Task statement: Make an exact copy of all the entries, but do not reproduce the pictures.

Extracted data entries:
____
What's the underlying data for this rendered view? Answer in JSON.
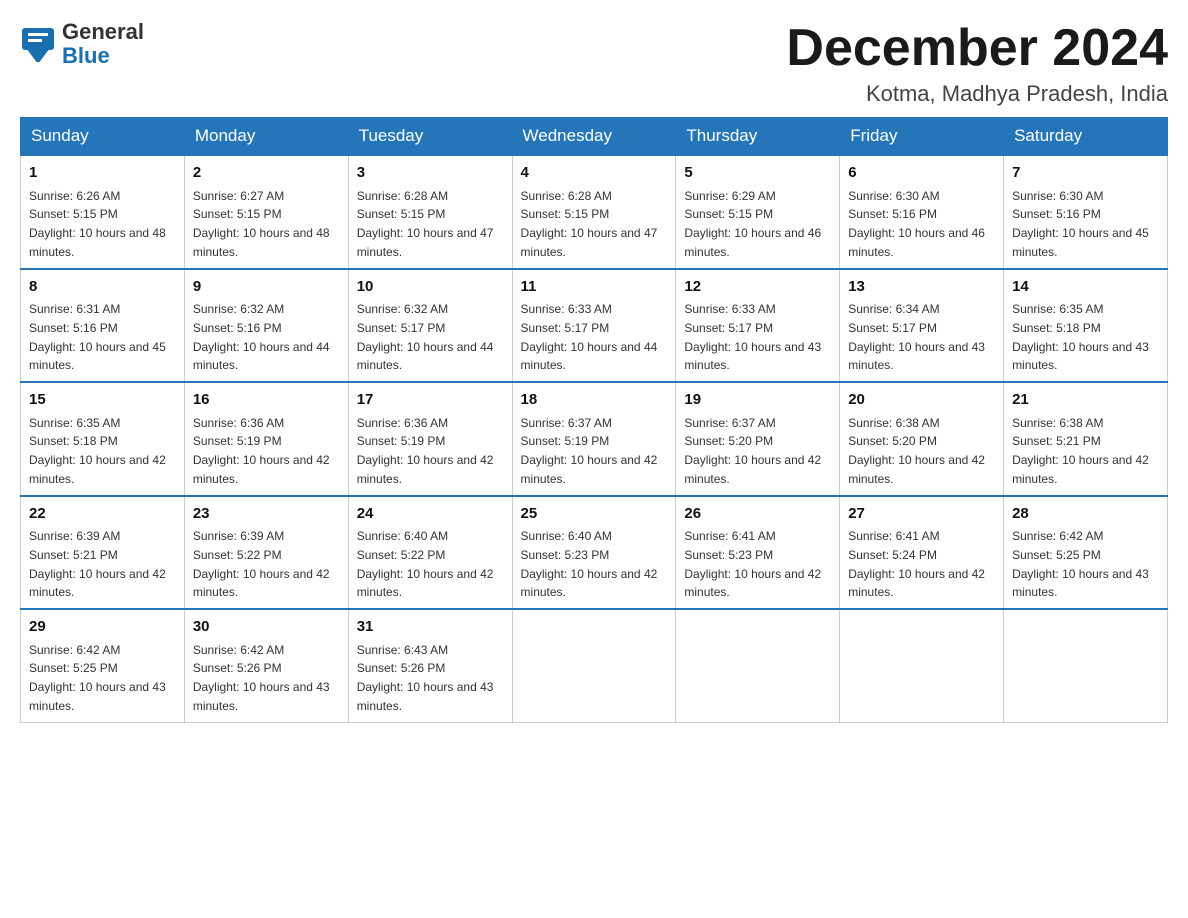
{
  "header": {
    "logo_general": "General",
    "logo_blue": "Blue",
    "month_title": "December 2024",
    "subtitle": "Kotma, Madhya Pradesh, India"
  },
  "days_of_week": [
    "Sunday",
    "Monday",
    "Tuesday",
    "Wednesday",
    "Thursday",
    "Friday",
    "Saturday"
  ],
  "weeks": [
    [
      {
        "num": "1",
        "sunrise": "6:26 AM",
        "sunset": "5:15 PM",
        "daylight": "10 hours and 48 minutes."
      },
      {
        "num": "2",
        "sunrise": "6:27 AM",
        "sunset": "5:15 PM",
        "daylight": "10 hours and 48 minutes."
      },
      {
        "num": "3",
        "sunrise": "6:28 AM",
        "sunset": "5:15 PM",
        "daylight": "10 hours and 47 minutes."
      },
      {
        "num": "4",
        "sunrise": "6:28 AM",
        "sunset": "5:15 PM",
        "daylight": "10 hours and 47 minutes."
      },
      {
        "num": "5",
        "sunrise": "6:29 AM",
        "sunset": "5:15 PM",
        "daylight": "10 hours and 46 minutes."
      },
      {
        "num": "6",
        "sunrise": "6:30 AM",
        "sunset": "5:16 PM",
        "daylight": "10 hours and 46 minutes."
      },
      {
        "num": "7",
        "sunrise": "6:30 AM",
        "sunset": "5:16 PM",
        "daylight": "10 hours and 45 minutes."
      }
    ],
    [
      {
        "num": "8",
        "sunrise": "6:31 AM",
        "sunset": "5:16 PM",
        "daylight": "10 hours and 45 minutes."
      },
      {
        "num": "9",
        "sunrise": "6:32 AM",
        "sunset": "5:16 PM",
        "daylight": "10 hours and 44 minutes."
      },
      {
        "num": "10",
        "sunrise": "6:32 AM",
        "sunset": "5:17 PM",
        "daylight": "10 hours and 44 minutes."
      },
      {
        "num": "11",
        "sunrise": "6:33 AM",
        "sunset": "5:17 PM",
        "daylight": "10 hours and 44 minutes."
      },
      {
        "num": "12",
        "sunrise": "6:33 AM",
        "sunset": "5:17 PM",
        "daylight": "10 hours and 43 minutes."
      },
      {
        "num": "13",
        "sunrise": "6:34 AM",
        "sunset": "5:17 PM",
        "daylight": "10 hours and 43 minutes."
      },
      {
        "num": "14",
        "sunrise": "6:35 AM",
        "sunset": "5:18 PM",
        "daylight": "10 hours and 43 minutes."
      }
    ],
    [
      {
        "num": "15",
        "sunrise": "6:35 AM",
        "sunset": "5:18 PM",
        "daylight": "10 hours and 42 minutes."
      },
      {
        "num": "16",
        "sunrise": "6:36 AM",
        "sunset": "5:19 PM",
        "daylight": "10 hours and 42 minutes."
      },
      {
        "num": "17",
        "sunrise": "6:36 AM",
        "sunset": "5:19 PM",
        "daylight": "10 hours and 42 minutes."
      },
      {
        "num": "18",
        "sunrise": "6:37 AM",
        "sunset": "5:19 PM",
        "daylight": "10 hours and 42 minutes."
      },
      {
        "num": "19",
        "sunrise": "6:37 AM",
        "sunset": "5:20 PM",
        "daylight": "10 hours and 42 minutes."
      },
      {
        "num": "20",
        "sunrise": "6:38 AM",
        "sunset": "5:20 PM",
        "daylight": "10 hours and 42 minutes."
      },
      {
        "num": "21",
        "sunrise": "6:38 AM",
        "sunset": "5:21 PM",
        "daylight": "10 hours and 42 minutes."
      }
    ],
    [
      {
        "num": "22",
        "sunrise": "6:39 AM",
        "sunset": "5:21 PM",
        "daylight": "10 hours and 42 minutes."
      },
      {
        "num": "23",
        "sunrise": "6:39 AM",
        "sunset": "5:22 PM",
        "daylight": "10 hours and 42 minutes."
      },
      {
        "num": "24",
        "sunrise": "6:40 AM",
        "sunset": "5:22 PM",
        "daylight": "10 hours and 42 minutes."
      },
      {
        "num": "25",
        "sunrise": "6:40 AM",
        "sunset": "5:23 PM",
        "daylight": "10 hours and 42 minutes."
      },
      {
        "num": "26",
        "sunrise": "6:41 AM",
        "sunset": "5:23 PM",
        "daylight": "10 hours and 42 minutes."
      },
      {
        "num": "27",
        "sunrise": "6:41 AM",
        "sunset": "5:24 PM",
        "daylight": "10 hours and 42 minutes."
      },
      {
        "num": "28",
        "sunrise": "6:42 AM",
        "sunset": "5:25 PM",
        "daylight": "10 hours and 43 minutes."
      }
    ],
    [
      {
        "num": "29",
        "sunrise": "6:42 AM",
        "sunset": "5:25 PM",
        "daylight": "10 hours and 43 minutes."
      },
      {
        "num": "30",
        "sunrise": "6:42 AM",
        "sunset": "5:26 PM",
        "daylight": "10 hours and 43 minutes."
      },
      {
        "num": "31",
        "sunrise": "6:43 AM",
        "sunset": "5:26 PM",
        "daylight": "10 hours and 43 minutes."
      },
      null,
      null,
      null,
      null
    ]
  ]
}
____
Result of the exercise:
What's the underlying data for this rendered view? Answer in JSON.
{
  "header": {
    "logo_general": "General",
    "logo_blue": "Blue",
    "month_title": "December 2024",
    "subtitle": "Kotma, Madhya Pradesh, India"
  },
  "days_of_week": [
    "Sunday",
    "Monday",
    "Tuesday",
    "Wednesday",
    "Thursday",
    "Friday",
    "Saturday"
  ],
  "weeks": [
    [
      {
        "num": "1",
        "sunrise": "6:26 AM",
        "sunset": "5:15 PM",
        "daylight": "10 hours and 48 minutes."
      },
      {
        "num": "2",
        "sunrise": "6:27 AM",
        "sunset": "5:15 PM",
        "daylight": "10 hours and 48 minutes."
      },
      {
        "num": "3",
        "sunrise": "6:28 AM",
        "sunset": "5:15 PM",
        "daylight": "10 hours and 47 minutes."
      },
      {
        "num": "4",
        "sunrise": "6:28 AM",
        "sunset": "5:15 PM",
        "daylight": "10 hours and 47 minutes."
      },
      {
        "num": "5",
        "sunrise": "6:29 AM",
        "sunset": "5:15 PM",
        "daylight": "10 hours and 46 minutes."
      },
      {
        "num": "6",
        "sunrise": "6:30 AM",
        "sunset": "5:16 PM",
        "daylight": "10 hours and 46 minutes."
      },
      {
        "num": "7",
        "sunrise": "6:30 AM",
        "sunset": "5:16 PM",
        "daylight": "10 hours and 45 minutes."
      }
    ],
    [
      {
        "num": "8",
        "sunrise": "6:31 AM",
        "sunset": "5:16 PM",
        "daylight": "10 hours and 45 minutes."
      },
      {
        "num": "9",
        "sunrise": "6:32 AM",
        "sunset": "5:16 PM",
        "daylight": "10 hours and 44 minutes."
      },
      {
        "num": "10",
        "sunrise": "6:32 AM",
        "sunset": "5:17 PM",
        "daylight": "10 hours and 44 minutes."
      },
      {
        "num": "11",
        "sunrise": "6:33 AM",
        "sunset": "5:17 PM",
        "daylight": "10 hours and 44 minutes."
      },
      {
        "num": "12",
        "sunrise": "6:33 AM",
        "sunset": "5:17 PM",
        "daylight": "10 hours and 43 minutes."
      },
      {
        "num": "13",
        "sunrise": "6:34 AM",
        "sunset": "5:17 PM",
        "daylight": "10 hours and 43 minutes."
      },
      {
        "num": "14",
        "sunrise": "6:35 AM",
        "sunset": "5:18 PM",
        "daylight": "10 hours and 43 minutes."
      }
    ],
    [
      {
        "num": "15",
        "sunrise": "6:35 AM",
        "sunset": "5:18 PM",
        "daylight": "10 hours and 42 minutes."
      },
      {
        "num": "16",
        "sunrise": "6:36 AM",
        "sunset": "5:19 PM",
        "daylight": "10 hours and 42 minutes."
      },
      {
        "num": "17",
        "sunrise": "6:36 AM",
        "sunset": "5:19 PM",
        "daylight": "10 hours and 42 minutes."
      },
      {
        "num": "18",
        "sunrise": "6:37 AM",
        "sunset": "5:19 PM",
        "daylight": "10 hours and 42 minutes."
      },
      {
        "num": "19",
        "sunrise": "6:37 AM",
        "sunset": "5:20 PM",
        "daylight": "10 hours and 42 minutes."
      },
      {
        "num": "20",
        "sunrise": "6:38 AM",
        "sunset": "5:20 PM",
        "daylight": "10 hours and 42 minutes."
      },
      {
        "num": "21",
        "sunrise": "6:38 AM",
        "sunset": "5:21 PM",
        "daylight": "10 hours and 42 minutes."
      }
    ],
    [
      {
        "num": "22",
        "sunrise": "6:39 AM",
        "sunset": "5:21 PM",
        "daylight": "10 hours and 42 minutes."
      },
      {
        "num": "23",
        "sunrise": "6:39 AM",
        "sunset": "5:22 PM",
        "daylight": "10 hours and 42 minutes."
      },
      {
        "num": "24",
        "sunrise": "6:40 AM",
        "sunset": "5:22 PM",
        "daylight": "10 hours and 42 minutes."
      },
      {
        "num": "25",
        "sunrise": "6:40 AM",
        "sunset": "5:23 PM",
        "daylight": "10 hours and 42 minutes."
      },
      {
        "num": "26",
        "sunrise": "6:41 AM",
        "sunset": "5:23 PM",
        "daylight": "10 hours and 42 minutes."
      },
      {
        "num": "27",
        "sunrise": "6:41 AM",
        "sunset": "5:24 PM",
        "daylight": "10 hours and 42 minutes."
      },
      {
        "num": "28",
        "sunrise": "6:42 AM",
        "sunset": "5:25 PM",
        "daylight": "10 hours and 43 minutes."
      }
    ],
    [
      {
        "num": "29",
        "sunrise": "6:42 AM",
        "sunset": "5:25 PM",
        "daylight": "10 hours and 43 minutes."
      },
      {
        "num": "30",
        "sunrise": "6:42 AM",
        "sunset": "5:26 PM",
        "daylight": "10 hours and 43 minutes."
      },
      {
        "num": "31",
        "sunrise": "6:43 AM",
        "sunset": "5:26 PM",
        "daylight": "10 hours and 43 minutes."
      },
      null,
      null,
      null,
      null
    ]
  ]
}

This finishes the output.